**Passage provided**

[Start of section]

Registration - The process
of collecting the necessary demographic information about a patient
upon initial entry or recertification with the center.
Resource-Based Relative
Value Scale (RBRVS) - A relative value scale developed for the
Health. Care Financing Administration (HCFA) for use in the Medicare
program. RBRVS assigns relative value to each CPT code for services
on the basis of the resources related, to the procedure rather than
simply on the basis of historical trends. The practical effect has
been to lower reimbursement for procedural services (e.g., cardiac
surgery) and to raise reimbursement for cognitive services (e.g.,
office visits).
Relative Value Units (RVU)
- The unit of measure for the Medicare RBRVS (see above). An RVU
is made up of three parts: work relative values (RVUw), practice
expense relative values (RVUp), and malpractice relative values
(RVUm). The sum of these values is multiplied by a conversion factor
and a geographic adjustment factor to determine a reimbursement
rate.
Report-Writing Tool -
A type of software product or function of a software product used
for developing reports from a database.
Revenue (Gross) - The
amount charged for services delivered to the patient.
Revenue (Net) - The gross revenue less contractual allowance,
sliding fee discounts, and other adjustments.
Scatter Plot - A graphing
of data points in which each point represents the simultaneous value
of two variables. A scatterplot usually has the independent or explanatory
variable on the x-axis and the dependent or outcome variable on
the y-axis. Scatter plots are often used to show relationships between
levels of two variables.
Sliding Fee Discount
- A reduction of the charge based on the organizations approved
policy reducing the amount owed based on income and family size.
Sliding Fee Scale -
The schedule detailing the sliding fee discount for each service
provided by category. Each individual who qualifies for a sliding
fee discount during the registration process is assigned a category
based on income and family size.
SOAP (Subjective, Objective,
Assessment, Plan) - The purpose of a SOAP chart is to document
the patient's current condition, the therapist's findings and treatments,
changes resulting from the treatment, guidelines for future treatments,
and the patient's homework. SOAP charting is a popular format for
documenting treatment sessions in the healthcare field, routinely
used by doctors, physical therapists, nurses, etc.
Specialist - Physician,
dentist, or other healthcare professional, usually with special
advanced education and training.

[End of section]

**Study material**
[Start of section]

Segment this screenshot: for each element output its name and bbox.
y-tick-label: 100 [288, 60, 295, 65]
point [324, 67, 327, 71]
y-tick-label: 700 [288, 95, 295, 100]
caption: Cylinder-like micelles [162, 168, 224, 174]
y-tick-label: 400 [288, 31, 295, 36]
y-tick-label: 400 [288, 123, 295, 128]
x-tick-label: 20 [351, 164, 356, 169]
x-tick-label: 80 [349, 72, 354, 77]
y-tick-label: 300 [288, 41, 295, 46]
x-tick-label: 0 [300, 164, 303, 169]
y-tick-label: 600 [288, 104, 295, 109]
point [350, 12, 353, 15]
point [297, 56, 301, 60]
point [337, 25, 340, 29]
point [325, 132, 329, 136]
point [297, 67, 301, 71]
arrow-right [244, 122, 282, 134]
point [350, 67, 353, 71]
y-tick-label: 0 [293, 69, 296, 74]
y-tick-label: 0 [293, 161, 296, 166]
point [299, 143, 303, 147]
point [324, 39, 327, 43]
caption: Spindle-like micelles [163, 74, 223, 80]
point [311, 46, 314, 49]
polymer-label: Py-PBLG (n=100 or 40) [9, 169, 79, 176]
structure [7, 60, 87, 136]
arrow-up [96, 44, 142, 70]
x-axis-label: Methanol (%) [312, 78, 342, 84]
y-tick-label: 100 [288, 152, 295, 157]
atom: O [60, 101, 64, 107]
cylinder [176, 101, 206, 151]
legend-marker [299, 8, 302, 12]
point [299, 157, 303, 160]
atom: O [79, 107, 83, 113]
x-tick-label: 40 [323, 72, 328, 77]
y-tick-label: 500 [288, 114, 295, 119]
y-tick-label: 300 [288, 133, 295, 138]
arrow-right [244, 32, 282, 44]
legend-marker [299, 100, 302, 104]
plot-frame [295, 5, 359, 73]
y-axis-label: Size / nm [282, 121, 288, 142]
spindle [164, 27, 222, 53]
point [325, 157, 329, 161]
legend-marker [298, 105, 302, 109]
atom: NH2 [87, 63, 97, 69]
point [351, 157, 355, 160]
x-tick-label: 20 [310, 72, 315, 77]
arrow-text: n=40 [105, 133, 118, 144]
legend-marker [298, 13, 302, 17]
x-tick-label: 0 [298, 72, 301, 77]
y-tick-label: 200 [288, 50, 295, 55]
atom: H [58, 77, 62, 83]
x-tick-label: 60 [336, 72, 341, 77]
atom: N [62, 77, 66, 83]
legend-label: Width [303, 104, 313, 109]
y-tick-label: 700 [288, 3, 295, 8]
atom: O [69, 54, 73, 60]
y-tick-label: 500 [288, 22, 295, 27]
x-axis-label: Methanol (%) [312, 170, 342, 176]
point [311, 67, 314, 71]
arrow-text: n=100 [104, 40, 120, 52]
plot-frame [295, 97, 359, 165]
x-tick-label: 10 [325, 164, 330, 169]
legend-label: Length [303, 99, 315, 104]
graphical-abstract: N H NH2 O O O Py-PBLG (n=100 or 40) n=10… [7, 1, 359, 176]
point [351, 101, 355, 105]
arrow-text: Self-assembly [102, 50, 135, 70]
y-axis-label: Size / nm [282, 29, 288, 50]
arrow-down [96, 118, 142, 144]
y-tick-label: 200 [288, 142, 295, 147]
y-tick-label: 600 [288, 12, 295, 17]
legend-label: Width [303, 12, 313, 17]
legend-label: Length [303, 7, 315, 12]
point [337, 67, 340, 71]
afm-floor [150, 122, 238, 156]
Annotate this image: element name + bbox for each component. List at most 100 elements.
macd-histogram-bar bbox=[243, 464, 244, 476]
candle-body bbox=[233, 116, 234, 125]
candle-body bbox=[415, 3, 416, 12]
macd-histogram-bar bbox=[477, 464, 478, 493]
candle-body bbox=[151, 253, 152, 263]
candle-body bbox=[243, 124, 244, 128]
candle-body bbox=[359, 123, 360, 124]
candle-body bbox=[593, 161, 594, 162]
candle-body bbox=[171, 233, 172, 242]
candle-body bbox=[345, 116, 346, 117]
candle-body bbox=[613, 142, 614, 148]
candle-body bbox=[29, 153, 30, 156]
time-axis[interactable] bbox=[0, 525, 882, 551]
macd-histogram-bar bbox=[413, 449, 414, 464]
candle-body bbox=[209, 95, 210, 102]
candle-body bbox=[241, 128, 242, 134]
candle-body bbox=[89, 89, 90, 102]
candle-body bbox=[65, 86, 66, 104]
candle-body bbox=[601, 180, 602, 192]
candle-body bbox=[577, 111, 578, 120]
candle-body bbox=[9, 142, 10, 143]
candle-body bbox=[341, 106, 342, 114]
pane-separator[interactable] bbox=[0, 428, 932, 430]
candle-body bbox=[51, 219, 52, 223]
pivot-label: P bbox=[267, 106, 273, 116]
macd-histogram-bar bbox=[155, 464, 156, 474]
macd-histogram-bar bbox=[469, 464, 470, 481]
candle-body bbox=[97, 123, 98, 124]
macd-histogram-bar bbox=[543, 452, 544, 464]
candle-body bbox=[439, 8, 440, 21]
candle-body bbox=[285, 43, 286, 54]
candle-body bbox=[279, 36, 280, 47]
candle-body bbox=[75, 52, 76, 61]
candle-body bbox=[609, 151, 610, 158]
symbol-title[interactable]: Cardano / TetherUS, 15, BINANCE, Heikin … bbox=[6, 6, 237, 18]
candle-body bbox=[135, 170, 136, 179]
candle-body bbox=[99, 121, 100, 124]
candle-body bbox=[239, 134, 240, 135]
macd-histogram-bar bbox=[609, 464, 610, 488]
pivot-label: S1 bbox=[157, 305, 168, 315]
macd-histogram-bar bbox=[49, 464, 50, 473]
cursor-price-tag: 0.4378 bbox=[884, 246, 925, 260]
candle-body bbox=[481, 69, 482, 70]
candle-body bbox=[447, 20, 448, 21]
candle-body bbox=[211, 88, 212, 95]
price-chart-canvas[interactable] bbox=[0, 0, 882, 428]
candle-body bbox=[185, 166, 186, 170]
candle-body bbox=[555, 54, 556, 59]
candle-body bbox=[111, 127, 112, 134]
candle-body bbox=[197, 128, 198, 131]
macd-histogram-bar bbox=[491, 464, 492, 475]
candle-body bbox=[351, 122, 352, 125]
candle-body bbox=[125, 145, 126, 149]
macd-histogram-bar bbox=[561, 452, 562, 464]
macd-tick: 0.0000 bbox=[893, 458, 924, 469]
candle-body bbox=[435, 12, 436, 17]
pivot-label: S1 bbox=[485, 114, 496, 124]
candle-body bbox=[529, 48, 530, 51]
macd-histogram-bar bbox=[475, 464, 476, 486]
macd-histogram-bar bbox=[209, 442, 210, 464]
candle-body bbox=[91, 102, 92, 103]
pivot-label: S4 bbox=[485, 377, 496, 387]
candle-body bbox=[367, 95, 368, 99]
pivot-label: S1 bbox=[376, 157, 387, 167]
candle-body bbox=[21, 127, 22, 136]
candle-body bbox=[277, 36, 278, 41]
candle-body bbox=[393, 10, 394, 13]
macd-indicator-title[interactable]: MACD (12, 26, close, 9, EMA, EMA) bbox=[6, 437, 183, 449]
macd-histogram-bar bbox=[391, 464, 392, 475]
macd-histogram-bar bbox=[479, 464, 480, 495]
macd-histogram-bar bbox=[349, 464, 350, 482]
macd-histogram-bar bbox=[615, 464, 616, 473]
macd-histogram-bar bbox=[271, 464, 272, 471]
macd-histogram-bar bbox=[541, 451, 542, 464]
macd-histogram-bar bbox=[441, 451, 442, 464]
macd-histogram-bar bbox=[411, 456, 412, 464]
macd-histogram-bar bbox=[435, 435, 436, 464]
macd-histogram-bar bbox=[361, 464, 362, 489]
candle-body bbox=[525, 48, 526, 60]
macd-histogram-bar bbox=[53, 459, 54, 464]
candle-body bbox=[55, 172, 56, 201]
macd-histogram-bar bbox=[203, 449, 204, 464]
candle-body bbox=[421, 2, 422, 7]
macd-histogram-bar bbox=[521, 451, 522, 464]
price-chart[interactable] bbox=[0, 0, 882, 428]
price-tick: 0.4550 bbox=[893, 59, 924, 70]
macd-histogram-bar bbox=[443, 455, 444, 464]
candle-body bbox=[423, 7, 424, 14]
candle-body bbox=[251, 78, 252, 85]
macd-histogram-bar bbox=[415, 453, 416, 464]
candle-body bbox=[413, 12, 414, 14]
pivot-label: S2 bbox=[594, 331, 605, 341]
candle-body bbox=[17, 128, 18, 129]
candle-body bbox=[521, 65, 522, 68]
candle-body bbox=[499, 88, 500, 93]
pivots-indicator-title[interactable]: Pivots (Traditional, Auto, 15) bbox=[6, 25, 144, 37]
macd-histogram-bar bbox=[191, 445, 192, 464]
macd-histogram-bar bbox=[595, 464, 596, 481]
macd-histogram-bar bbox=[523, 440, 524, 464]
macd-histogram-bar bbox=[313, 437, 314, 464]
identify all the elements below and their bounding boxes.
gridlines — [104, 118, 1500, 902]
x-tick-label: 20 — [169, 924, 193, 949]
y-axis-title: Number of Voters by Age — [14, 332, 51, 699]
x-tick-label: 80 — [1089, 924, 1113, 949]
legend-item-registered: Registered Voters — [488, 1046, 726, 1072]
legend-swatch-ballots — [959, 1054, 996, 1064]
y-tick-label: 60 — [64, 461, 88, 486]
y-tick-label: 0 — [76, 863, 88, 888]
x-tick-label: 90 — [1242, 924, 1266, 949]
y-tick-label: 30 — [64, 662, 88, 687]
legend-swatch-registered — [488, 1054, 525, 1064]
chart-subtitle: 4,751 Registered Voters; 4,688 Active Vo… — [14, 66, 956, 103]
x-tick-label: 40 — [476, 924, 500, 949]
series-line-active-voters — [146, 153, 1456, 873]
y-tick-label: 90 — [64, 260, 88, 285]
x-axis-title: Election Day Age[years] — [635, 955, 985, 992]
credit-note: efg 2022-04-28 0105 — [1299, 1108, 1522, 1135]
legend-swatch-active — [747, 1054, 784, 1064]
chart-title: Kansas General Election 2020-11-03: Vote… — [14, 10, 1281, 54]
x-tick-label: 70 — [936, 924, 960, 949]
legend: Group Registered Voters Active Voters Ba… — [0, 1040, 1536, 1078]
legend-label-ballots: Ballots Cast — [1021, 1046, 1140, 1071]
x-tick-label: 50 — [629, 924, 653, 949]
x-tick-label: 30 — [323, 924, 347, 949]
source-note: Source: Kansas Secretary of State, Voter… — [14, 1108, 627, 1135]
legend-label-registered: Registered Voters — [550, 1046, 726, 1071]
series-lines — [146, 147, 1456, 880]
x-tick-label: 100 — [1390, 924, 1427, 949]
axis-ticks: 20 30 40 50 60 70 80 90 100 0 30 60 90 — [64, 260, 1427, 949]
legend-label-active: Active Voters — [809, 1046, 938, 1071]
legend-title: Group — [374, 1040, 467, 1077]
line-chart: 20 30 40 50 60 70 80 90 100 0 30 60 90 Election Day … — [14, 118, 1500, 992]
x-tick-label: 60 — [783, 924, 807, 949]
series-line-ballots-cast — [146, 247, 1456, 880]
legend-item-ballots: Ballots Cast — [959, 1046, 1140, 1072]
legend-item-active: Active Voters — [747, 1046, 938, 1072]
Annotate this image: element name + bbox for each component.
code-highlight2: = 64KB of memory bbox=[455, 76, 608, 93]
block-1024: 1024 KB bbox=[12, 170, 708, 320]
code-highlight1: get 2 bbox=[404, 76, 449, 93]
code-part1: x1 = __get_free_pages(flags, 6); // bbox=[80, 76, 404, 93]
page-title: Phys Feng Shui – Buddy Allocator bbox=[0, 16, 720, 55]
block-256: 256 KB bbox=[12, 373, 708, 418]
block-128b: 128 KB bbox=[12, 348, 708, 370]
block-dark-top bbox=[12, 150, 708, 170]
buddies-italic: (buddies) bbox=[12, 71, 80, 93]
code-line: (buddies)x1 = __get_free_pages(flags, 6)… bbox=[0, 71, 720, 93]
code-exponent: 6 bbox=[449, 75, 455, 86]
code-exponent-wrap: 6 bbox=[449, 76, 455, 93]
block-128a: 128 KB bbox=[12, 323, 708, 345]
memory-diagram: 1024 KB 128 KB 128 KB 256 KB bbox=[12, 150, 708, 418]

[End of section]

**Exercise 1**
Rewrite the glossary entry beginning "Relative Value Units (RVU)" as a short bulleted list that keeps its main facts.
**Exercise 2**
According to the healthcare glossary, what is the purpose of a SOAP chart? Answer in one to three sentences.
**Exercise 3**
Continue the healthcare glossary from its last entry.

**Exercise response 1**
- Unit of measure for the Medicare RBRVS
- Three parts: work relative values (RVUw), practice expense relative values (RVUp), and malpractice relative values (RVUm)
- The sum of the three is multiplied by a conversion factor and a geographic adjustment factor to set a reimbursement rate

**Exercise response 2**
A SOAP chart documents the patient's current condition and the therapist's findings and treatments. It also records changes resulting from the treatment, guidelines for future treatments, and the patient's homework.

**Exercise response 3**
Standard Deviation -
A statistic that shows the dispersion of scores in a distribution.
The more widely the scores are spread out, the greater the standard
deviation.
Structured Query Language
- An industry-standard language for creating, updating and querying
relational database management systems.
Symptom - Any abnormal
change in appearance, sensation, or function experienced by a patient
that indicates a disease process.
Therapy - The treatment
of disease through the application of therapeutics.
Third Party Payor -
Any organization, public or private, that pays or insures health
or medical expenses on behalf of beneficiaries or recipients.
Transaction - Event
or condition recognized by an entry in the books of account.
Uniform Data System
- An integrated reporting system used by grantees of specific primary
care systems development programs to report healthcare clinical
and performance data to the Bureau of Primary Health Care.
Unobligated Balance of Federal
Funds (IJOB) - This amount represents the unspent amount of
Federal grant funds.
Utilization - Use of services and supplies: Utilization is
commonly expressed in terms of patterns or rates of use of a single
service or type of service such as hospital care, physician visits,
and prescription drugs. Measurement of utilization of all medical
services in combination is usually done in terms of dollar expenditures.
Utilization is expressed in rates per unit of population at risk
for a given period.
Visit - A visit, without
the term billable, may be synonymous with an encounter.
Write-Off Allowance Account
- Account holding receivables that are deemed uncollectible.